▶ TASK:
State how many lines in the rows below contain the string "Razer". Reply with the number alone.

▶ DATA SECTION:

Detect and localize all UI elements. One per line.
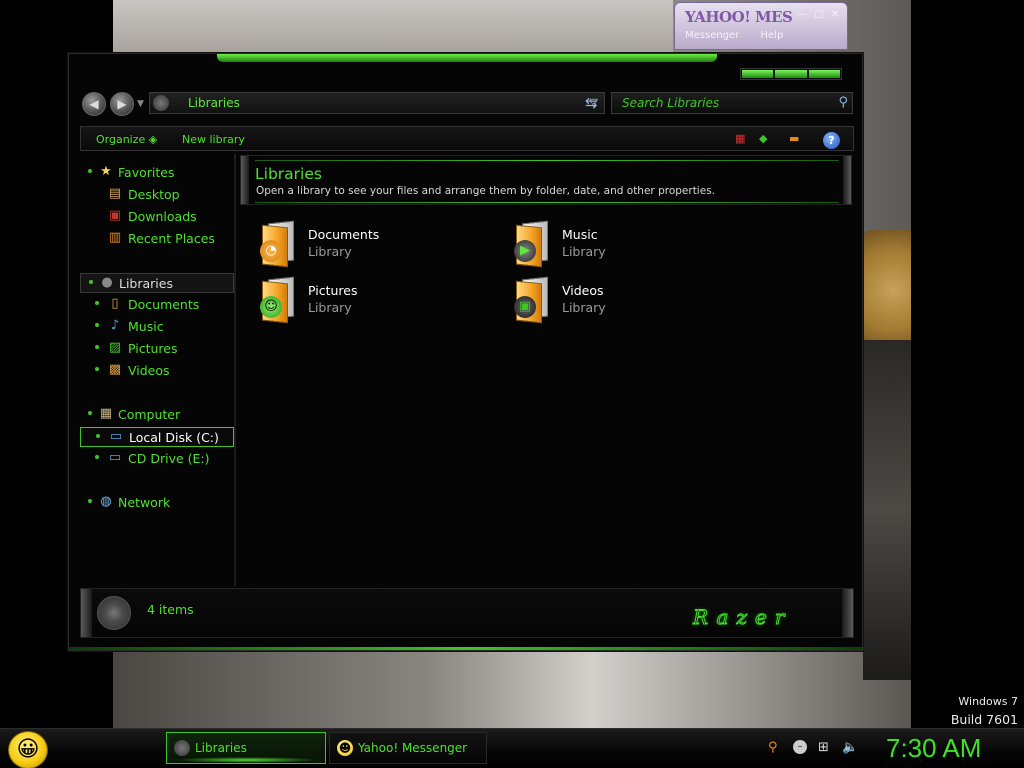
nav-libraries[interactable]: ● Libraries (80, 273, 234, 293)
yahoo-menu-help[interactable]: Help (761, 30, 784, 41)
volume-tray-icon[interactable]: 🔈 (842, 740, 858, 755)
search-icon[interactable]: ⚲ (838, 95, 848, 110)
cd-drive-icon: ▭ (108, 450, 122, 465)
item-count: 4 items (147, 602, 194, 617)
computer-icon: ▦ (99, 406, 113, 421)
navigation-pane: ★ Favorites ▤ Desktop ▣ Downloads ▥ Rece… (80, 154, 236, 586)
window-top-glow (217, 54, 717, 62)
nav-recent-places[interactable]: ▥ Recent Places (80, 229, 234, 249)
clock[interactable]: 7:30 AM (886, 733, 981, 764)
page-description: Open a library to see your files and arr… (256, 185, 715, 197)
disk-icon: ▭ (109, 429, 123, 444)
documents-library-icon: ◔ (260, 220, 300, 268)
nav-downloads[interactable]: ▣ Downloads (80, 207, 234, 227)
documents-icon: ▯ (111, 296, 119, 311)
nav-documents[interactable]: ▯ Documents (80, 295, 234, 315)
recent-places-icon: ▥ (108, 230, 122, 245)
help-icon[interactable]: ? (823, 132, 840, 149)
yahoo-window-controls[interactable]: — □ ✕ (797, 9, 841, 20)
downloads-icon: ▣ (108, 208, 122, 223)
maximize-button[interactable] (775, 70, 807, 78)
command-bar: Organize ◈ New library ▦ ◆ ▬ ? (80, 126, 854, 151)
network-tray-icon[interactable]: ⊞ (818, 740, 829, 755)
library-music[interactable]: ▶ Music Library (514, 220, 754, 268)
view-options-icon[interactable]: ◆ (759, 132, 767, 145)
libraries-icon (153, 95, 169, 111)
library-documents[interactable]: ◔ Documents Library (260, 220, 500, 268)
close-button[interactable] (808, 70, 840, 78)
pictures-library-icon: ☺ (260, 276, 300, 324)
yahoo-window-title: YAHOO! MES (685, 8, 793, 26)
messenger-status-tray-icon[interactable]: – (793, 740, 807, 754)
change-view-icon[interactable]: ▦ (735, 132, 745, 145)
music-library-icon: ▶ (514, 220, 554, 268)
window-bottom-glow (69, 647, 864, 650)
back-button[interactable]: ◀ (82, 92, 106, 116)
organize-button[interactable]: Organize ◈ (96, 133, 157, 146)
page-title: Libraries (255, 165, 322, 183)
videos-icon: ▩ (108, 362, 122, 377)
nav-desktop[interactable]: ▤ Desktop (80, 185, 234, 205)
library-pictures[interactable]: ☺ Pictures Library (260, 276, 500, 324)
nav-pictures[interactable]: ▨ Pictures (80, 339, 234, 359)
nav-music[interactable]: ♪ Music (80, 317, 234, 337)
yahoo-messenger-window[interactable]: YAHOO! MES — □ ✕ Messenger Help (674, 2, 848, 50)
taskbar: 😀 Libraries ☻ Yahoo! Messenger ⚲ – ⊞ 🔈 7… (0, 728, 1024, 768)
desktop-icon: ▤ (108, 186, 122, 201)
search-placeholder: Search Libraries (622, 96, 720, 110)
taskbar-libraries-button[interactable]: Libraries (166, 732, 326, 764)
nav-favorites[interactable]: ★ Favorites (80, 163, 234, 183)
address-bar[interactable]: Libraries ▽ (149, 92, 605, 114)
library-header: Libraries Open a library to see your fil… (240, 155, 852, 205)
windows-watermark: Windows 7 Build 7601 (950, 695, 1018, 727)
libraries-icon: ● (101, 275, 113, 290)
videos-library-icon: ▣ (514, 276, 554, 324)
caption-buttons[interactable] (740, 68, 842, 80)
star-icon: ★ (100, 164, 112, 179)
music-icon: ♪ (110, 318, 120, 333)
razer-logo: Razer (692, 605, 793, 630)
desktop: YAHOO! MES — □ ✕ Messenger Help ◀ ▶ ▼ Li… (0, 0, 1024, 768)
network-icon: ◍ (100, 494, 112, 509)
address-text[interactable]: Libraries (188, 96, 240, 110)
recent-pages-dropdown-icon[interactable]: ▼ (137, 99, 144, 109)
nav-computer[interactable]: ▦ Computer (80, 405, 234, 425)
nav-cd-drive[interactable]: ▭ CD Drive (E:) (80, 449, 234, 469)
nav-videos[interactable]: ▩ Videos (80, 361, 234, 381)
forward-button[interactable]: ▶ (110, 92, 134, 116)
preview-pane-icon[interactable]: ▬ (789, 132, 799, 145)
navigation-bar: ◀ ▶ ▼ Libraries ▽ ⇆ Search Libraries ⚲ (80, 90, 854, 118)
status-bar: 4 items Razer (80, 588, 854, 638)
minimize-button[interactable] (742, 70, 774, 78)
yahoo-menu-messenger[interactable]: Messenger (685, 30, 739, 41)
start-button[interactable]: 😀 (8, 731, 48, 768)
explorer-window: ◀ ▶ ▼ Libraries ▽ ⇆ Search Libraries ⚲ O… (68, 53, 864, 651)
yahoo-messenger-icon: ☻ (337, 740, 353, 756)
pictures-icon: ▨ (108, 340, 122, 355)
refresh-icon[interactable]: ⇆ (585, 94, 598, 112)
search-tray-icon[interactable]: ⚲ (768, 740, 778, 755)
search-input[interactable]: Search Libraries ⚲ (611, 92, 853, 114)
new-library-button[interactable]: New library (182, 133, 245, 146)
libraries-icon (174, 740, 190, 756)
library-videos[interactable]: ▣ Videos Library (514, 276, 754, 324)
libraries-icon (97, 596, 131, 630)
nav-network[interactable]: ◍ Network (80, 493, 234, 513)
nav-local-disk[interactable]: ▭ Local Disk (C:) (80, 427, 234, 447)
taskbar-yahoo-messenger-button[interactable]: ☻ Yahoo! Messenger (329, 732, 487, 764)
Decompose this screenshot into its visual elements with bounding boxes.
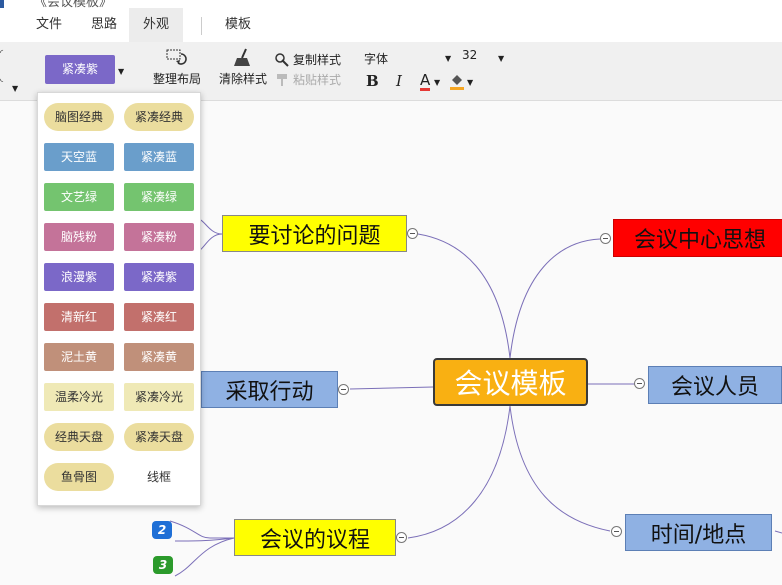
theme-option[interactable]: 线框 bbox=[124, 463, 194, 491]
theme-option[interactable]: 经典天盘 bbox=[44, 423, 114, 451]
copy-style-button[interactable]: 复制样式 bbox=[275, 51, 341, 68]
font-family-select[interactable]: 字体 bbox=[364, 50, 388, 67]
theme-option[interactable]: 文艺绿 bbox=[44, 183, 114, 211]
arrange-layout-label: 整理布局 bbox=[152, 72, 201, 86]
collapse-toggle[interactable] bbox=[600, 233, 611, 244]
undo-icon[interactable]: ◜ bbox=[0, 48, 3, 57]
arrange-layout-button[interactable]: 整理布局 bbox=[152, 48, 202, 87]
paste-style-label: 粘贴样式 bbox=[293, 73, 342, 87]
menu-divider bbox=[201, 17, 202, 35]
tab-appearance[interactable]: 外观 bbox=[129, 8, 184, 42]
theme-option[interactable]: 鱼骨图 bbox=[44, 463, 114, 491]
theme-option[interactable]: 清新红 bbox=[44, 303, 114, 331]
theme-option[interactable]: 脑残粉 bbox=[44, 223, 114, 251]
window-title-text: 《会议模板》 bbox=[34, 0, 113, 8]
priority-badge-2: 2 bbox=[152, 521, 172, 539]
font-color-button[interactable]: A bbox=[420, 72, 431, 91]
topic-action[interactable]: 采取行动 bbox=[201, 371, 338, 408]
theme-option[interactable]: 紧凑天盘 bbox=[124, 423, 194, 451]
theme-dropdown-panel: 脑图经典 紧凑经典 天空蓝 紧凑蓝 文艺绿 紧凑绿 脑残粉 紧凑粉 浪漫紫 紧凑紫 清新红 紧凑红 泥土… bbox=[37, 92, 201, 506]
italic-button[interactable]: I bbox=[396, 72, 402, 90]
topic-agenda[interactable]: 会议的议程 bbox=[234, 519, 396, 556]
theme-option[interactable]: 浪漫紫 bbox=[44, 263, 114, 291]
clear-style-label: 清除样式 bbox=[218, 72, 267, 86]
font-size-caret-icon[interactable]: ▼ bbox=[498, 54, 504, 63]
collapse-toggle[interactable] bbox=[611, 526, 622, 537]
broom-icon bbox=[234, 48, 250, 66]
clear-style-button[interactable]: 清除样式 bbox=[218, 48, 268, 87]
theme-option[interactable]: 紧凑冷光 bbox=[124, 383, 194, 411]
topic-center-idea[interactable]: 会议中心思想 bbox=[613, 219, 782, 257]
theme-option[interactable]: 紧凑黄 bbox=[124, 343, 194, 371]
theme-option[interactable]: 紧凑粉 bbox=[124, 223, 194, 251]
redo-icon[interactable]: ◟ bbox=[0, 74, 3, 83]
font-color-caret-icon[interactable]: ▼ bbox=[434, 78, 440, 87]
theme-option[interactable]: 紧凑经典 bbox=[124, 103, 194, 131]
tab-templates[interactable]: 模板 bbox=[211, 8, 265, 42]
central-topic[interactable]: 会议模板 bbox=[433, 358, 588, 406]
theme-option[interactable]: 脑图经典 bbox=[44, 103, 114, 131]
paste-style-button[interactable]: 粘贴样式 bbox=[275, 71, 341, 88]
theme-option[interactable]: 紧凑绿 bbox=[124, 183, 194, 211]
theme-option[interactable]: 紧凑红 bbox=[124, 303, 194, 331]
window-title: 《会议模板》 bbox=[0, 0, 782, 8]
theme-option[interactable]: 紧凑紫 bbox=[124, 263, 194, 291]
theme-select-button[interactable]: 紧凑紫 bbox=[45, 55, 115, 84]
chevron-down-icon[interactable]: ▼ bbox=[12, 84, 18, 93]
theme-dropdown-caret-icon[interactable]: ▼ bbox=[118, 67, 124, 76]
topic-people[interactable]: 会议人员 bbox=[648, 366, 782, 404]
priority-badge-3: 3 bbox=[153, 556, 173, 574]
topic-issues[interactable]: 要讨论的问题 bbox=[222, 215, 407, 252]
paste-style-icon bbox=[277, 73, 287, 86]
collapse-toggle[interactable] bbox=[338, 384, 349, 395]
fill-color-caret-icon[interactable]: ▼ bbox=[467, 78, 473, 87]
theme-option[interactable]: 温柔冷光 bbox=[44, 383, 114, 411]
theme-option[interactable]: 紧凑蓝 bbox=[124, 143, 194, 171]
copy-style-icon bbox=[275, 52, 289, 67]
tab-file[interactable]: 文件 bbox=[22, 8, 76, 42]
bold-button[interactable]: B bbox=[366, 72, 379, 90]
tab-ideas[interactable]: 思路 bbox=[77, 8, 131, 42]
topic-time-place[interactable]: 时间/地点 bbox=[625, 514, 772, 551]
collapse-toggle[interactable] bbox=[396, 532, 407, 543]
theme-option[interactable]: 泥土黄 bbox=[44, 343, 114, 371]
theme-option[interactable]: 天空蓝 bbox=[44, 143, 114, 171]
copy-style-label: 复制样式 bbox=[293, 53, 342, 67]
fill-color-icon[interactable] bbox=[449, 72, 465, 92]
collapse-toggle[interactable] bbox=[634, 378, 645, 389]
menu-bar: 文件 思路 外观 模板 bbox=[0, 8, 782, 42]
font-size-select[interactable]: 32 bbox=[462, 48, 477, 62]
arrange-layout-icon bbox=[166, 49, 187, 65]
font-family-caret-icon[interactable]: ▼ bbox=[445, 54, 451, 63]
collapse-toggle[interactable] bbox=[407, 228, 418, 239]
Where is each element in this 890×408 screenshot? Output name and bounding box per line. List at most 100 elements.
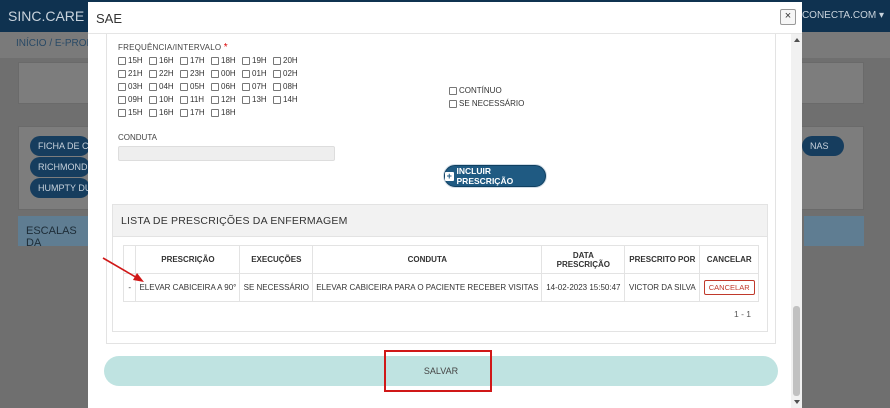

▶ RESULT OF THIS EXERCISE:
2